Data entries:
■ ■ ■ ■ ■ ■ ■

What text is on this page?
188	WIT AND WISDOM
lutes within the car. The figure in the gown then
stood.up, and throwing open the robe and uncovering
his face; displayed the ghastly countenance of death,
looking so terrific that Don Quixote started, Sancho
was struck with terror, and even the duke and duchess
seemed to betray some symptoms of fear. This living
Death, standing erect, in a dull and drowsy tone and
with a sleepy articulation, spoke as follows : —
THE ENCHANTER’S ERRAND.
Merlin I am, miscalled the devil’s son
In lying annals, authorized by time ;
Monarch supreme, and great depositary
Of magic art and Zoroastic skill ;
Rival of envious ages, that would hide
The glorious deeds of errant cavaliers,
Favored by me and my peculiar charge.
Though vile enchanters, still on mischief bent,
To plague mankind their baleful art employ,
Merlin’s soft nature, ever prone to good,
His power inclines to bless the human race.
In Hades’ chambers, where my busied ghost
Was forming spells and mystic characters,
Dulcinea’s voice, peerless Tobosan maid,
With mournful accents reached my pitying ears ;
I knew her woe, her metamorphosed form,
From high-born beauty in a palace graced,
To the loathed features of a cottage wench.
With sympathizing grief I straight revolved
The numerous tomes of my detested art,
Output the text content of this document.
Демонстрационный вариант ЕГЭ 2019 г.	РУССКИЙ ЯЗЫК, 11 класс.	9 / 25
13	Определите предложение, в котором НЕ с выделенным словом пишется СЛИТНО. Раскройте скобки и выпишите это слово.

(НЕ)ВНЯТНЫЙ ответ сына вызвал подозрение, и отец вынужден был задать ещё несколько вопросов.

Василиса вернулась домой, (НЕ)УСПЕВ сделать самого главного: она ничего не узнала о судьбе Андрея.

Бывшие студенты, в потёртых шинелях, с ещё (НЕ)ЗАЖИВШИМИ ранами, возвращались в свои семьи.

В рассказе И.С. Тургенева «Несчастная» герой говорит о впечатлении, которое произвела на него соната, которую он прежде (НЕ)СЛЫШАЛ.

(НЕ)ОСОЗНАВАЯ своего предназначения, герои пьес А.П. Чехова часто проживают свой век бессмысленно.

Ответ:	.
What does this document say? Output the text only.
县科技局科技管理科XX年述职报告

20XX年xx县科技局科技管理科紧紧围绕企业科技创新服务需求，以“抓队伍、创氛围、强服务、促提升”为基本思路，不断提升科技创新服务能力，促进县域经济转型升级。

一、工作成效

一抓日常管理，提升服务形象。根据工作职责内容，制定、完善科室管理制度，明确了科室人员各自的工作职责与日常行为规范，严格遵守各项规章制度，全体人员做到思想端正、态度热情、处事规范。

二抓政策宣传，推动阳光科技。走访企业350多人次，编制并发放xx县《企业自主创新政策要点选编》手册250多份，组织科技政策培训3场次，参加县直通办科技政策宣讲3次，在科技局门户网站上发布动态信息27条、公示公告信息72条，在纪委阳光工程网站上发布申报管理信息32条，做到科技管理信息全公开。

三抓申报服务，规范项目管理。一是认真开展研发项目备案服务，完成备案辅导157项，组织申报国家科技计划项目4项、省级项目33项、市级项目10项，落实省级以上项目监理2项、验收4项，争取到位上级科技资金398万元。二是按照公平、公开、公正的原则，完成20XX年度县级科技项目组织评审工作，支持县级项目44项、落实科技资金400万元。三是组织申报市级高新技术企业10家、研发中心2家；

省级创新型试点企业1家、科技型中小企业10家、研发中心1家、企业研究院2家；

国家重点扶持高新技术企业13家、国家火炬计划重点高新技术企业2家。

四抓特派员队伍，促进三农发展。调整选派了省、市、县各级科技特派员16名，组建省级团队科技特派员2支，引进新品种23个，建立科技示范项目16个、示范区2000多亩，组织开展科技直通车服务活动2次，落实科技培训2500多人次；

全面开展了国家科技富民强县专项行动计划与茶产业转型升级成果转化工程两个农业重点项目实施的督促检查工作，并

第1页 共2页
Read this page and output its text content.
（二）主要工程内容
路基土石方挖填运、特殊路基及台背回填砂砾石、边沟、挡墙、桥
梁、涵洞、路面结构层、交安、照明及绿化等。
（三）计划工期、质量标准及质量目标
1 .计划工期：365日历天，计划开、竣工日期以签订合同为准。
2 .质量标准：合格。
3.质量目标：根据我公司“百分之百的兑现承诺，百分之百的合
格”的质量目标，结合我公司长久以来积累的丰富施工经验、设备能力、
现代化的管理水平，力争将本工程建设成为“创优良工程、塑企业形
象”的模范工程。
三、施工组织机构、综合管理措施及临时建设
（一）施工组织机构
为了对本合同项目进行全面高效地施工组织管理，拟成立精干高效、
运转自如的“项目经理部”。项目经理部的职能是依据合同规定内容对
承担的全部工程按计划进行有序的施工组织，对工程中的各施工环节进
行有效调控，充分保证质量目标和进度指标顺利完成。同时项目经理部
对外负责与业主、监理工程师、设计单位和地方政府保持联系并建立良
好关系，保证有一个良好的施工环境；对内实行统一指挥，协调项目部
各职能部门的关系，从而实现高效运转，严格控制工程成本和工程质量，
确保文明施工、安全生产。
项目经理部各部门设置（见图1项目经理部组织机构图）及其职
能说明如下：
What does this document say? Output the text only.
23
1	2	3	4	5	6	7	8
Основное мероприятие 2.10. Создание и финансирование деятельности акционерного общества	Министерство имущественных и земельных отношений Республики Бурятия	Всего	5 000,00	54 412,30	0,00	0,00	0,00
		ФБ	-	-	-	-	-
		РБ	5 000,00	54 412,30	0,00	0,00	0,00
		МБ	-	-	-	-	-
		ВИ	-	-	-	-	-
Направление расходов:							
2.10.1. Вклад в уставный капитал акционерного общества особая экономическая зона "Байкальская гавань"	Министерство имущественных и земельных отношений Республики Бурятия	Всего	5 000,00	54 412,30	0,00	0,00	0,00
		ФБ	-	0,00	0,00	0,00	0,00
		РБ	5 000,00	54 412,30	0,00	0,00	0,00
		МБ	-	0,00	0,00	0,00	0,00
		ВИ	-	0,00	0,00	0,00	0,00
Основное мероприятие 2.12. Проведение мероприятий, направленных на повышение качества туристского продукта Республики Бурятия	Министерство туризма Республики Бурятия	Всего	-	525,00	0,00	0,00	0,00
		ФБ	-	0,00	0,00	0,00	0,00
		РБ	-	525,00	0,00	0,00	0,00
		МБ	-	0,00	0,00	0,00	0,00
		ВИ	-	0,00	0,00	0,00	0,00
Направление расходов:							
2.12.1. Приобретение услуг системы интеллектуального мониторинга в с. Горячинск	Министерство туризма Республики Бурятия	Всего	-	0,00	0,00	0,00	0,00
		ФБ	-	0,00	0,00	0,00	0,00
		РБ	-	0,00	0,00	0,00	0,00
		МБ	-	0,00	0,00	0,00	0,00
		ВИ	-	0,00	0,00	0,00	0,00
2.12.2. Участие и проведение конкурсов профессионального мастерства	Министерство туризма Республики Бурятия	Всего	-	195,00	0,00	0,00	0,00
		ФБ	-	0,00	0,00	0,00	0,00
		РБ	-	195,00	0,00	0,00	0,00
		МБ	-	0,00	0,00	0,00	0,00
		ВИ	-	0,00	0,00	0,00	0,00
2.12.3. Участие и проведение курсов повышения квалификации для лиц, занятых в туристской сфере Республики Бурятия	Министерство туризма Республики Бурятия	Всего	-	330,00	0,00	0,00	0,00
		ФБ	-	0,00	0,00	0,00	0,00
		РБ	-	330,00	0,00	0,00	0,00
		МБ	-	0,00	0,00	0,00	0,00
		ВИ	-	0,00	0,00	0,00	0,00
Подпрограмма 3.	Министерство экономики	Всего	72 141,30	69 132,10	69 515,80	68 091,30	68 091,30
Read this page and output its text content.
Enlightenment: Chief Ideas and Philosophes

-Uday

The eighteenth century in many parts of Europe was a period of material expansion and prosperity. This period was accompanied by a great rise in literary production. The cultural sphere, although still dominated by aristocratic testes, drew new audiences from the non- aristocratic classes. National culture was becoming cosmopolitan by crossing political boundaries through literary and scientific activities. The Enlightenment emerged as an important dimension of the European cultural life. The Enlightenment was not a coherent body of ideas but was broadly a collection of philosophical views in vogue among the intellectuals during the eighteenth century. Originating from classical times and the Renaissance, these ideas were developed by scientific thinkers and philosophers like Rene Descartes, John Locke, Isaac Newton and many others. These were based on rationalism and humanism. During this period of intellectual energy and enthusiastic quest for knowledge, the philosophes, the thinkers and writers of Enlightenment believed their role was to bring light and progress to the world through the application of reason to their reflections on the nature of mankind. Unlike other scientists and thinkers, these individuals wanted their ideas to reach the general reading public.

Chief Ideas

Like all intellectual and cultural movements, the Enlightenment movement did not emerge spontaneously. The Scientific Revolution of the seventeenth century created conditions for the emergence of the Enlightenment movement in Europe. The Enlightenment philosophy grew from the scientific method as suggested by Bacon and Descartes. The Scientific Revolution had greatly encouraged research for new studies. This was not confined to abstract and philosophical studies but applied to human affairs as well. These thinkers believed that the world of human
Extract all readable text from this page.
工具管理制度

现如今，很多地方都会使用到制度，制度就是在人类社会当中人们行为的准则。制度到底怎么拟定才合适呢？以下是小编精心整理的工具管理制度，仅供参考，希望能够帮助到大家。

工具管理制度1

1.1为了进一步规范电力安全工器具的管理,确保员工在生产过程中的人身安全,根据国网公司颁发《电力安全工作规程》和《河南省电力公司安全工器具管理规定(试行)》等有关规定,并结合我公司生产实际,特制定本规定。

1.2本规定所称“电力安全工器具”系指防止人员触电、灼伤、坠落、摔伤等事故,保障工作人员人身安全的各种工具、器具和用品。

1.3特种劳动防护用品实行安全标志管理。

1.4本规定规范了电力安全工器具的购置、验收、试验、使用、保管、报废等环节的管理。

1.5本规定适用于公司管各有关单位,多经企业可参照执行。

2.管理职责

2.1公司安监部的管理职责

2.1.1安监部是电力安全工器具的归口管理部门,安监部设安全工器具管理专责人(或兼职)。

■ ■ ■ ■ ■ ■ ■

◆ What is being asked: Search the entries for the word "text" and copy every line that has it.

◆ Final result:
What text is on this page?
Output the text content of this document.
What does this document say? Output the text only.
Read this page and output its text content.
What does this document say? Output the text only.
Read this page and output its text content.
Extract all readable text from this page.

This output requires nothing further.